→ Exercise:
Will you give the material below again, every line exactly as it is?

→ Task inputs:

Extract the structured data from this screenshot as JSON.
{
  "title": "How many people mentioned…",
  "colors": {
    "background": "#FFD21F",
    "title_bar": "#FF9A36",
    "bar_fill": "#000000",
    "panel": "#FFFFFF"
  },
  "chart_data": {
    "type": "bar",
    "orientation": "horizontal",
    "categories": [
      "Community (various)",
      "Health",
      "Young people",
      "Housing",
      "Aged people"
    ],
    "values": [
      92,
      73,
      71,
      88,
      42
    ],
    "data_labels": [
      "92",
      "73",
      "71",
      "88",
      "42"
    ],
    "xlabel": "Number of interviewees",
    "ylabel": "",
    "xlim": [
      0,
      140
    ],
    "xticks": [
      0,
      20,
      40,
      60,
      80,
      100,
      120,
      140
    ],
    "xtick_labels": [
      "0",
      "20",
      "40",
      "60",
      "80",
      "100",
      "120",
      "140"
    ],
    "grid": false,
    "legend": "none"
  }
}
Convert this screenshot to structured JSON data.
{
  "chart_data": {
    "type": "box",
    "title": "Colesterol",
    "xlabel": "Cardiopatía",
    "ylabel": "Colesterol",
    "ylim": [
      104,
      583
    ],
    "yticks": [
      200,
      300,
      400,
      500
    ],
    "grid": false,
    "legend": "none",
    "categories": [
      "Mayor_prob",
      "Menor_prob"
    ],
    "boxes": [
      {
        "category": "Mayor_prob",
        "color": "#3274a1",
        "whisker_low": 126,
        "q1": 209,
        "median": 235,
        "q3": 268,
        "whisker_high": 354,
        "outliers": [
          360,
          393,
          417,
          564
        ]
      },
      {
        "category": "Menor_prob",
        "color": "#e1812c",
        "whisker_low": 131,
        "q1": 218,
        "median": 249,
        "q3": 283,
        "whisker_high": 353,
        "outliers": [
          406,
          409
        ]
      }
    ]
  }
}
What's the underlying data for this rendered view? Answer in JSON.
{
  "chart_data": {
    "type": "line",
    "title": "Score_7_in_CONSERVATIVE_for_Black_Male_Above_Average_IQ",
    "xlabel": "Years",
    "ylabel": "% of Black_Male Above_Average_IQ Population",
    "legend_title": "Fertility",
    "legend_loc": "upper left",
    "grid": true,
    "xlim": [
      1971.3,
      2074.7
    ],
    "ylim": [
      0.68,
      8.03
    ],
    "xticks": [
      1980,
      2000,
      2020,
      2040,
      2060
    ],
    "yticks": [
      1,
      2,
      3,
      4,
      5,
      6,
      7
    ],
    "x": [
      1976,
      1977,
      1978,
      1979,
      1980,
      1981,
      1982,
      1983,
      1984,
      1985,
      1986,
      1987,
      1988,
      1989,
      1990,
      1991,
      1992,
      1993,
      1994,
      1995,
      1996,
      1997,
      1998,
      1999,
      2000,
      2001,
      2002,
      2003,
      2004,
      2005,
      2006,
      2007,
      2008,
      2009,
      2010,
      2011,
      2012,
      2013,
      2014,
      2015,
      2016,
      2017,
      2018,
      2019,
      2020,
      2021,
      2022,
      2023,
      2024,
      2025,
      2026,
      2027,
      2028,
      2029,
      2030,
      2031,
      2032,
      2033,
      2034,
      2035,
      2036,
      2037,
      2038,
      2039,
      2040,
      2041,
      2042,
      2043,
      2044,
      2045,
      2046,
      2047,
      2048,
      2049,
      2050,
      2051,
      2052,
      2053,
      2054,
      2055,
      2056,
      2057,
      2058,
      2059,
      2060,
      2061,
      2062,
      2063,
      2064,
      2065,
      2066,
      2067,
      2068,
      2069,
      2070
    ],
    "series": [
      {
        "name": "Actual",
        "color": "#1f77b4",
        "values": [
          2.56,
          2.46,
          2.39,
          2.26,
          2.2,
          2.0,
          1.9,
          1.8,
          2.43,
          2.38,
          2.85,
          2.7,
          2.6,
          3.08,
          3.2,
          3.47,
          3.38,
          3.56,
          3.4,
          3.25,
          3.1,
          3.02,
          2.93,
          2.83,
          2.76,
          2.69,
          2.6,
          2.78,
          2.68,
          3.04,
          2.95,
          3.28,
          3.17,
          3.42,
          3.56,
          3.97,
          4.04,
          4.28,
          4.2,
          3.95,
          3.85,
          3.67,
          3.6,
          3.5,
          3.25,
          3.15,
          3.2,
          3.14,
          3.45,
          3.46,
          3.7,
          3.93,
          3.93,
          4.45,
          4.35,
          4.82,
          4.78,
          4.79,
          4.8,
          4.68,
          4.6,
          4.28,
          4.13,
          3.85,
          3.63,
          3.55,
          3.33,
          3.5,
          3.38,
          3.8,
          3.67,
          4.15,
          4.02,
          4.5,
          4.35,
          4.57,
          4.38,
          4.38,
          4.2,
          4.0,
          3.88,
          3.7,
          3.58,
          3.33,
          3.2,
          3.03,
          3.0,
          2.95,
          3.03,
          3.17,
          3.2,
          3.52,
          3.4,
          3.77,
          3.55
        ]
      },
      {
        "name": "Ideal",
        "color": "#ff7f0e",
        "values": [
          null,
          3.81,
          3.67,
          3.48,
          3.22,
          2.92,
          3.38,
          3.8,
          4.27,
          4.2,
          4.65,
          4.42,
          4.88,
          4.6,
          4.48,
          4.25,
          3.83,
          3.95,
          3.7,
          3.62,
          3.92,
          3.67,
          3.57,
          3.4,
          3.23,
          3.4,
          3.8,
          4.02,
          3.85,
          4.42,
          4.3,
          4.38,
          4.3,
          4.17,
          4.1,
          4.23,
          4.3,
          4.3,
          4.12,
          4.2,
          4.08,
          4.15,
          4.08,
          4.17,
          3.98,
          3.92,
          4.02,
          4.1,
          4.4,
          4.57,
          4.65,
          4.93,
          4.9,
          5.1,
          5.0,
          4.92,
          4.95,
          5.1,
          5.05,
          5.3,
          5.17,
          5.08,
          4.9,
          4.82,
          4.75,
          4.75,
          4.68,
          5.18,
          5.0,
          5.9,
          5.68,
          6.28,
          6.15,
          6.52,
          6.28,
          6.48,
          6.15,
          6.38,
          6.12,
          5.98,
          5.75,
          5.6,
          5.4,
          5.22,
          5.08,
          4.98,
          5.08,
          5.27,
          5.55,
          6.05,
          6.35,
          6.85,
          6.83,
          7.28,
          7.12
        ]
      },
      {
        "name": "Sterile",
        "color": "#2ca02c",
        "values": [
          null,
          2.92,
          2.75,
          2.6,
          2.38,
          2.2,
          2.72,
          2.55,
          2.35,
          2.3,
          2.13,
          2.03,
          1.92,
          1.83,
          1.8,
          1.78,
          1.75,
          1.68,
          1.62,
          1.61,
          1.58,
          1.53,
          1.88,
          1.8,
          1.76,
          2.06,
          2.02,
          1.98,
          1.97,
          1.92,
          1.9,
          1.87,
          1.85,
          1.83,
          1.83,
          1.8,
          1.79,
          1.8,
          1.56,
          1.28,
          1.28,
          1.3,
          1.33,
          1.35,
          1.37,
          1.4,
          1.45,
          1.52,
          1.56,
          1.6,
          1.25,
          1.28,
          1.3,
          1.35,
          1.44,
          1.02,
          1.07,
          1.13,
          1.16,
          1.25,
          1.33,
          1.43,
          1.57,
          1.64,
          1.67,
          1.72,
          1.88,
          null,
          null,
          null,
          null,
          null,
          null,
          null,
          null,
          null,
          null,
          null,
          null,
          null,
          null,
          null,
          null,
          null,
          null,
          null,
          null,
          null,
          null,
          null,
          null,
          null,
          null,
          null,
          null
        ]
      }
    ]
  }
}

→ Solution to the problem:
Extract the structured data from this screenshot as JSON.
{
  "title": "How many people mentioned…",
  "colors": {
    "background": "#FFD21F",
    "title_bar": "#FF9A36",
    "bar_fill": "#000000",
    "panel": "#FFFFFF"
  },
  "chart_data": {
    "type": "bar",
    "orientation": "horizontal",
    "categories": [
      "Community (various)",
      "Health",
      "Young people",
      "Housing",
      "Aged people"
    ],
    "values": [
      92,
      73,
      71,
      88,
      42
    ],
    "data_labels": [
      "92",
      "73",
      "71",
      "88",
      "42"
    ],
    "xlabel": "Number of interviewees",
    "ylabel": "",
    "xlim": [
      0,
      140
    ],
    "xticks": [
      0,
      20,
      40,
      60,
      80,
      100,
      120,
      140
    ],
    "xtick_labels": [
      "0",
      "20",
      "40",
      "60",
      "80",
      "100",
      "120",
      "140"
    ],
    "grid": false,
    "legend": "none"
  }
}
Convert this screenshot to structured JSON data.
{
  "chart_data": {
    "type": "box",
    "title": "Colesterol",
    "xlabel": "Cardiopatía",
    "ylabel": "Colesterol",
    "ylim": [
      104,
      583
    ],
    "yticks": [
      200,
      300,
      400,
      500
    ],
    "grid": false,
    "legend": "none",
    "categories": [
      "Mayor_prob",
      "Menor_prob"
    ],
    "boxes": [
      {
        "category": "Mayor_prob",
        "color": "#3274a1",
        "whisker_low": 126,
        "q1": 209,
        "median": 235,
        "q3": 268,
        "whisker_high": 354,
        "outliers": [
          360,
          393,
          417,
          564
        ]
      },
      {
        "category": "Menor_prob",
        "color": "#e1812c",
        "whisker_low": 131,
        "q1": 218,
        "median": 249,
        "q3": 283,
        "whisker_high": 353,
        "outliers": [
          406,
          409
        ]
      }
    ]
  }
}
What's the underlying data for this rendered view? Answer in JSON.
{
  "chart_data": {
    "type": "line",
    "title": "Score_7_in_CONSERVATIVE_for_Black_Male_Above_Average_IQ",
    "xlabel": "Years",
    "ylabel": "% of Black_Male Above_Average_IQ Population",
    "legend_title": "Fertility",
    "legend_loc": "upper left",
    "grid": true,
    "xlim": [
      1971.3,
      2074.7
    ],
    "ylim": [
      0.68,
      8.03
    ],
    "xticks": [
      1980,
      2000,
      2020,
      2040,
      2060
    ],
    "yticks": [
      1,
      2,
      3,
      4,
      5,
      6,
      7
    ],
    "x": [
      1976,
      1977,
      1978,
      1979,
      1980,
      1981,
      1982,
      1983,
      1984,
      1985,
      1986,
      1987,
      1988,
      1989,
      1990,
      1991,
      1992,
      1993,
      1994,
      1995,
      1996,
      1997,
      1998,
      1999,
      2000,
      2001,
      2002,
      2003,
      2004,
      2005,
      2006,
      2007,
      2008,
      2009,
      2010,
      2011,
      2012,
      2013,
      2014,
      2015,
      2016,
      2017,
      2018,
      2019,
      2020,
      2021,
      2022,
      2023,
      2024,
      2025,
      2026,
      2027,
      2028,
      2029,
      2030,
      2031,
      2032,
      2033,
      2034,
      2035,
      2036,
      2037,
      2038,
      2039,
      2040,
      2041,
      2042,
      2043,
      2044,
      2045,
      2046,
      2047,
      2048,
      2049,
      2050,
      2051,
      2052,
      2053,
      2054,
      2055,
      2056,
      2057,
      2058,
      2059,
      2060,
      2061,
      2062,
      2063,
      2064,
      2065,
      2066,
      2067,
      2068,
      2069,
      2070
    ],
    "series": [
      {
        "name": "Actual",
        "color": "#1f77b4",
        "values": [
          2.56,
          2.46,
          2.39,
          2.26,
          2.2,
          2.0,
          1.9,
          1.8,
          2.43,
          2.38,
          2.85,
          2.7,
          2.6,
          3.08,
          3.2,
          3.47,
          3.38,
          3.56,
          3.4,
          3.25,
          3.1,
          3.02,
          2.93,
          2.83,
          2.76,
          2.69,
          2.6,
          2.78,
          2.68,
          3.04,
          2.95,
          3.28,
          3.17,
          3.42,
          3.56,
          3.97,
          4.04,
          4.28,
          4.2,
          3.95,
          3.85,
          3.67,
          3.6,
          3.5,
          3.25,
          3.15,
          3.2,
          3.14,
          3.45,
          3.46,
          3.7,
          3.93,
          3.93,
          4.45,
          4.35,
          4.82,
          4.78,
          4.79,
          4.8,
          4.68,
          4.6,
          4.28,
          4.13,
          3.85,
          3.63,
          3.55,
          3.33,
          3.5,
          3.38,
          3.8,
          3.67,
          4.15,
          4.02,
          4.5,
          4.35,
          4.57,
          4.38,
          4.38,
          4.2,
          4.0,
          3.88,
          3.7,
          3.58,
          3.33,
          3.2,
          3.03,
          3.0,
          2.95,
          3.03,
          3.17,
          3.2,
          3.52,
          3.4,
          3.77,
          3.55
        ]
      },
      {
        "name": "Ideal",
        "color": "#ff7f0e",
        "values": [
          null,
          3.81,
          3.67,
          3.48,
          3.22,
          2.92,
          3.38,
          3.8,
          4.27,
          4.2,
          4.65,
          4.42,
          4.88,
          4.6,
          4.48,
          4.25,
          3.83,
          3.95,
          3.7,
          3.62,
          3.92,
          3.67,
          3.57,
          3.4,
          3.23,
          3.4,
          3.8,
          4.02,
          3.85,
          4.42,
          4.3,
          4.38,
          4.3,
          4.17,
          4.1,
          4.23,
          4.3,
          4.3,
          4.12,
          4.2,
          4.08,
          4.15,
          4.08,
          4.17,
          3.98,
          3.92,
          4.02,
          4.1,
          4.4,
          4.57,
          4.65,
          4.93,
          4.9,
          5.1,
          5.0,
          4.92,
          4.95,
          5.1,
          5.05,
          5.3,
          5.17,
          5.08,
          4.9,
          4.82,
          4.75,
          4.75,
          4.68,
          5.18,
          5.0,
          5.9,
          5.68,
          6.28,
          6.15,
          6.52,
          6.28,
          6.48,
          6.15,
          6.38,
          6.12,
          5.98,
          5.75,
          5.6,
          5.4,
          5.22,
          5.08,
          4.98,
          5.08,
          5.27,
          5.55,
          6.05,
          6.35,
          6.85,
          6.83,
          7.28,
          7.12
        ]
      },
      {
        "name": "Sterile",
        "color": "#2ca02c",
        "values": [
          null,
          2.92,
          2.75,
          2.6,
          2.38,
          2.2,
          2.72,
          2.55,
          2.35,
          2.3,
          2.13,
          2.03,
          1.92,
          1.83,
          1.8,
          1.78,
          1.75,
          1.68,
          1.62,
          1.61,
          1.58,
          1.53,
          1.88,
          1.8,
          1.76,
          2.06,
          2.02,
          1.98,
          1.97,
          1.92,
          1.9,
          1.87,
          1.85,
          1.83,
          1.83,
          1.8,
          1.79,
          1.8,
          1.56,
          1.28,
          1.28,
          1.3,
          1.33,
          1.35,
          1.37,
          1.4,
          1.45,
          1.52,
          1.56,
          1.6,
          1.25,
          1.28,
          1.3,
          1.35,
          1.44,
          1.02,
          1.07,
          1.13,
          1.16,
          1.25,
          1.33,
          1.43,
          1.57,
          1.64,
          1.67,
          1.72,
          1.88,
          null,
          null,
          null,
          null,
          null,
          null,
          null,
          null,
          null,
          null,
          null,
          null,
          null,
          null,
          null,
          null,
          null,
          null,
          null,
          null,
          null,
          null,
          null,
          null,
          null,
          null,
          null,
          null
        ]
      }
    ]
  }
}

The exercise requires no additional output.